## start RECORDS SUPPLIED
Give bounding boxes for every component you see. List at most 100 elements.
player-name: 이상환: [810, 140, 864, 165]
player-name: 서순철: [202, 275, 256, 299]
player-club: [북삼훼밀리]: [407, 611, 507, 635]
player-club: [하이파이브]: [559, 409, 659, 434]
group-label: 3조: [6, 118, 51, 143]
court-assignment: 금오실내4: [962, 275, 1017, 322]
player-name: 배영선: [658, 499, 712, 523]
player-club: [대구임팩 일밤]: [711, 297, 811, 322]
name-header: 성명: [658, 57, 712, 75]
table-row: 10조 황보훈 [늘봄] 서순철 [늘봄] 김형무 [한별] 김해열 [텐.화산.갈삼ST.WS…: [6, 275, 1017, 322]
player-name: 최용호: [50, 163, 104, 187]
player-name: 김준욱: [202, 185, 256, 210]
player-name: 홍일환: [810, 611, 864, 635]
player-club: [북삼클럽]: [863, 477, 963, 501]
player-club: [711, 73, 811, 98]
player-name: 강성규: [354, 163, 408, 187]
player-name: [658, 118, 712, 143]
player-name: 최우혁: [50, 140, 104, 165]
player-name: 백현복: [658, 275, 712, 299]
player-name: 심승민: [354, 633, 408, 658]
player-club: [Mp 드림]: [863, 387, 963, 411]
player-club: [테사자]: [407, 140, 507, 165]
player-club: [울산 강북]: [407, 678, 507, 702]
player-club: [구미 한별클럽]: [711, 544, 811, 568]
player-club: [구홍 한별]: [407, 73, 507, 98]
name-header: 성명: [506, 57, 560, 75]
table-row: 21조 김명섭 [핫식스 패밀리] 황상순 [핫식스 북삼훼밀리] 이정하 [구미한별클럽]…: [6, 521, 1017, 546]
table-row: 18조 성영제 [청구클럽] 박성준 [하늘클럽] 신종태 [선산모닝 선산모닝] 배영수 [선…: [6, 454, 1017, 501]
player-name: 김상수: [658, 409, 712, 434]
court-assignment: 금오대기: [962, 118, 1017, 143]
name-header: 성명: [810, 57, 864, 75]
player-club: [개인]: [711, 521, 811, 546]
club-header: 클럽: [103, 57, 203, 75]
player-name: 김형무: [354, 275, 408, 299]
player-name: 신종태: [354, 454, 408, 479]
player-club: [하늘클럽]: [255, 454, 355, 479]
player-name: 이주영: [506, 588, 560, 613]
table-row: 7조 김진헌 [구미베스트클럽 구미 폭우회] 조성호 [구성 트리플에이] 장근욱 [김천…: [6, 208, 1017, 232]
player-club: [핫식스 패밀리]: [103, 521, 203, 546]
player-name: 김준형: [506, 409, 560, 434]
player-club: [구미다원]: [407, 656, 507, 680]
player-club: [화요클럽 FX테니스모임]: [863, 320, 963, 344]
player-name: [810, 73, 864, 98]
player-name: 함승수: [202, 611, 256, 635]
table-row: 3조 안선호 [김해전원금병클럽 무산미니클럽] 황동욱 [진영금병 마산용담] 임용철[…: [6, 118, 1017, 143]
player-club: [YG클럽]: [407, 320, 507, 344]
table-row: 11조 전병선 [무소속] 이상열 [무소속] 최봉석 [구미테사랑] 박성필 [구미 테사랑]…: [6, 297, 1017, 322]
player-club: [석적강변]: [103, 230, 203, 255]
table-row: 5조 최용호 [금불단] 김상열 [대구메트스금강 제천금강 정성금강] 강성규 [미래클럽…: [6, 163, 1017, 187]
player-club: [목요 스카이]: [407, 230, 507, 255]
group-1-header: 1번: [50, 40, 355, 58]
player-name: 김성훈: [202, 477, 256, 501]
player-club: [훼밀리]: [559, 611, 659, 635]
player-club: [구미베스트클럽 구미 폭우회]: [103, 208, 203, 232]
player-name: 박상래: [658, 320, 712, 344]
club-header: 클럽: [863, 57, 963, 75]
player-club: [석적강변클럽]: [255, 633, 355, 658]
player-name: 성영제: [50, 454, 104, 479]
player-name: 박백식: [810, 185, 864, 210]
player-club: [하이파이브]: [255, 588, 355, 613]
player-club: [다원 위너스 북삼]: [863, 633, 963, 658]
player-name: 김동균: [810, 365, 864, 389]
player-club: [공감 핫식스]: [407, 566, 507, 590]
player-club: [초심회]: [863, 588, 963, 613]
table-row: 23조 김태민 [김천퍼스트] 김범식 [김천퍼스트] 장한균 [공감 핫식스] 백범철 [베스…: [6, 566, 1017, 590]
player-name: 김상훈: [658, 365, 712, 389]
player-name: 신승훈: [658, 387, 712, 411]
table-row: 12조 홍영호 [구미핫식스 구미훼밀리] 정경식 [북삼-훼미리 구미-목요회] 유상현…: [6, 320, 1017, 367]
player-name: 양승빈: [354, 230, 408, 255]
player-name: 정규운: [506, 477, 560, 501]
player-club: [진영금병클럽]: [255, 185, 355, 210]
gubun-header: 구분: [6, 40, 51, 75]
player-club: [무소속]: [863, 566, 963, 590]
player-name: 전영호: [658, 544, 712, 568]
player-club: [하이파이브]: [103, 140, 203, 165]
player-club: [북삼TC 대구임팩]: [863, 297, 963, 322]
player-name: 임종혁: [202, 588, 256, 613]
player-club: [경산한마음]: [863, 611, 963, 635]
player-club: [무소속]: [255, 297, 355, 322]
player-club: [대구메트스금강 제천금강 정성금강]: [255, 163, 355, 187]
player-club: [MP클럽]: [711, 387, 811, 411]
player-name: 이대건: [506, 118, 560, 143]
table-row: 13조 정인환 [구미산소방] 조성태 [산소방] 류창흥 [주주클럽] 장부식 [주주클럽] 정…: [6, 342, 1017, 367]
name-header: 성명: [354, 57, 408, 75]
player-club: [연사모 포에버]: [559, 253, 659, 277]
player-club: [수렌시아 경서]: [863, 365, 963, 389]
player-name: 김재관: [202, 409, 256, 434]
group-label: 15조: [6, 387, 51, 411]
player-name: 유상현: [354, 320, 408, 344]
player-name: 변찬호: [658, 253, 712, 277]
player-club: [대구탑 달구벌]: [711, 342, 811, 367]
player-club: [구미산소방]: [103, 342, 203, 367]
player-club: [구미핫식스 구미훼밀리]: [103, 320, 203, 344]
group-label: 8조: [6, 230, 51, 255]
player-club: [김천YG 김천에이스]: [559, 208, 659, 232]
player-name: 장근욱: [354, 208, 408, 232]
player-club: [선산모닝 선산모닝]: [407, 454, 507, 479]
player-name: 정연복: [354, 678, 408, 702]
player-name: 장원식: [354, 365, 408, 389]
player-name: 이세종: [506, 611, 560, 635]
## end RECORDS SUPPLIED
WHAT YOU ARE ASKED TO DO: Reproduce every one of the lines above verbatim.

ANSWER FOR THE TASK:
Give bounding boxes for every component you see. List at most 100 elements.
player-name: 이상환: [810, 140, 864, 165]
player-name: 서순철: [202, 275, 256, 299]
player-club: [북삼훼밀리]: [407, 611, 507, 635]
player-club: [하이파이브]: [559, 409, 659, 434]
group-label: 3조: [6, 118, 51, 143]
court-assignment: 금오실내4: [962, 275, 1017, 322]
player-name: 배영선: [658, 499, 712, 523]
player-club: [대구임팩 일밤]: [711, 297, 811, 322]
name-header: 성명: [658, 57, 712, 75]
table-row: 10조 황보훈 [늘봄] 서순철 [늘봄] 김형무 [한별] 김해열 [텐.화산.갈삼ST.WS…: [6, 275, 1017, 322]
player-name: 최용호: [50, 163, 104, 187]
player-name: 김준욱: [202, 185, 256, 210]
player-name: 홍일환: [810, 611, 864, 635]
player-club: [북삼클럽]: [863, 477, 963, 501]
player-club: [711, 73, 811, 98]
player-name: 강성규: [354, 163, 408, 187]
player-name: [658, 118, 712, 143]
player-name: 최우혁: [50, 140, 104, 165]
player-name: 백현복: [658, 275, 712, 299]
player-name: 심승민: [354, 633, 408, 658]
player-club: [Mp 드림]: [863, 387, 963, 411]
player-club: [테사자]: [407, 140, 507, 165]
player-club: [울산 강북]: [407, 678, 507, 702]
player-club: [구미 한별클럽]: [711, 544, 811, 568]
player-club: [구홍 한별]: [407, 73, 507, 98]
name-header: 성명: [506, 57, 560, 75]
table-row: 21조 김명섭 [핫식스 패밀리] 황상순 [핫식스 북삼훼밀리] 이정하 [구미한별클럽]…: [6, 521, 1017, 546]
table-row: 18조 성영제 [청구클럽] 박성준 [하늘클럽] 신종태 [선산모닝 선산모닝] 배영수 [선…: [6, 454, 1017, 501]
player-name: 김상수: [658, 409, 712, 434]
court-assignment: 금오대기: [962, 118, 1017, 143]
name-header: 성명: [810, 57, 864, 75]
player-club: [개인]: [711, 521, 811, 546]
club-header: 클럽: [103, 57, 203, 75]
player-name: 김형무: [354, 275, 408, 299]
player-name: 신종태: [354, 454, 408, 479]
player-club: [하늘클럽]: [255, 454, 355, 479]
player-name: 이주영: [506, 588, 560, 613]
table-row: 7조 김진헌 [구미베스트클럽 구미 폭우회] 조성호 [구성 트리플에이] 장근욱 [김천…: [6, 208, 1017, 232]
player-club: [핫식스 패밀리]: [103, 521, 203, 546]
player-name: 김준형: [506, 409, 560, 434]
player-club: [구미다원]: [407, 656, 507, 680]
player-club: [화요클럽 FX테니스모임]: [863, 320, 963, 344]
player-name: [810, 73, 864, 98]
player-name: 함승수: [202, 611, 256, 635]
table-row: 3조 안선호 [김해전원금병클럽 무산미니클럽] 황동욱 [진영금병 마산용담] 임용철[…: [6, 118, 1017, 143]
player-club: [YG클럽]: [407, 320, 507, 344]
table-row: 11조 전병선 [무소속] 이상열 [무소속] 최봉석 [구미테사랑] 박성필 [구미 테사랑]…: [6, 297, 1017, 322]
player-club: [석적강변]: [103, 230, 203, 255]
table-row: 5조 최용호 [금불단] 김상열 [대구메트스금강 제천금강 정성금강] 강성규 [미래클럽…: [6, 163, 1017, 187]
player-club: [목요 스카이]: [407, 230, 507, 255]
group-1-header: 1번: [50, 40, 355, 58]
player-name: 김성훈: [202, 477, 256, 501]
player-club: [훼밀리]: [559, 611, 659, 635]
player-club: [구미베스트클럽 구미 폭우회]: [103, 208, 203, 232]
player-name: 박상래: [658, 320, 712, 344]
club-header: 클럽: [863, 57, 963, 75]
player-club: [석적강변클럽]: [255, 633, 355, 658]
player-name: 성영제: [50, 454, 104, 479]
player-name: 박백식: [810, 185, 864, 210]
player-club: [하이파이브]: [255, 588, 355, 613]
player-club: [다원 위너스 북삼]: [863, 633, 963, 658]
player-name: 김동균: [810, 365, 864, 389]
player-club: [공감 핫식스]: [407, 566, 507, 590]
player-club: [초심회]: [863, 588, 963, 613]
table-row: 23조 김태민 [김천퍼스트] 김범식 [김천퍼스트] 장한균 [공감 핫식스] 백범철 [베스…: [6, 566, 1017, 590]
player-name: 김상훈: [658, 365, 712, 389]
player-name: 신승훈: [658, 387, 712, 411]
table-row: 12조 홍영호 [구미핫식스 구미훼밀리] 정경식 [북삼-훼미리 구미-목요회] 유상현…: [6, 320, 1017, 367]
player-name: 양승빈: [354, 230, 408, 255]
player-name: 정규운: [506, 477, 560, 501]
player-club: [진영금병클럽]: [255, 185, 355, 210]
gubun-header: 구분: [6, 40, 51, 75]
player-club: [무소속]: [863, 566, 963, 590]
player-name: 전영호: [658, 544, 712, 568]
player-club: [하이파이브]: [103, 140, 203, 165]
player-club: [북삼TC 대구임팩]: [863, 297, 963, 322]
player-name: 임종혁: [202, 588, 256, 613]
player-club: [경산한마음]: [863, 611, 963, 635]
player-club: [무소속]: [255, 297, 355, 322]
player-club: [대구메트스금강 제천금강 정성금강]: [255, 163, 355, 187]
player-club: [MP클럽]: [711, 387, 811, 411]
player-name: 이대건: [506, 118, 560, 143]
table-row: 13조 정인환 [구미산소방] 조성태 [산소방] 류창흥 [주주클럽] 장부식 [주주클럽] 정…: [6, 342, 1017, 367]
name-header: 성명: [354, 57, 408, 75]
player-club: [연사모 포에버]: [559, 253, 659, 277]
player-club: [수렌시아 경서]: [863, 365, 963, 389]
player-name: 김재관: [202, 409, 256, 434]
group-label: 15조: [6, 387, 51, 411]
player-name: 유상현: [354, 320, 408, 344]
player-name: 변찬호: [658, 253, 712, 277]
player-club: [대구탑 달구벌]: [711, 342, 811, 367]
player-club: [구미산소방]: [103, 342, 203, 367]
player-club: [구미핫식스 구미훼밀리]: [103, 320, 203, 344]
group-label: 8조: [6, 230, 51, 255]
player-club: [김천YG 김천에이스]: [559, 208, 659, 232]
player-name: 장근욱: [354, 208, 408, 232]
player-club: [선산모닝 선산모닝]: [407, 454, 507, 479]
player-name: 정연복: [354, 678, 408, 702]
player-name: 장원식: [354, 365, 408, 389]
player-name: 이세종: [506, 611, 560, 635]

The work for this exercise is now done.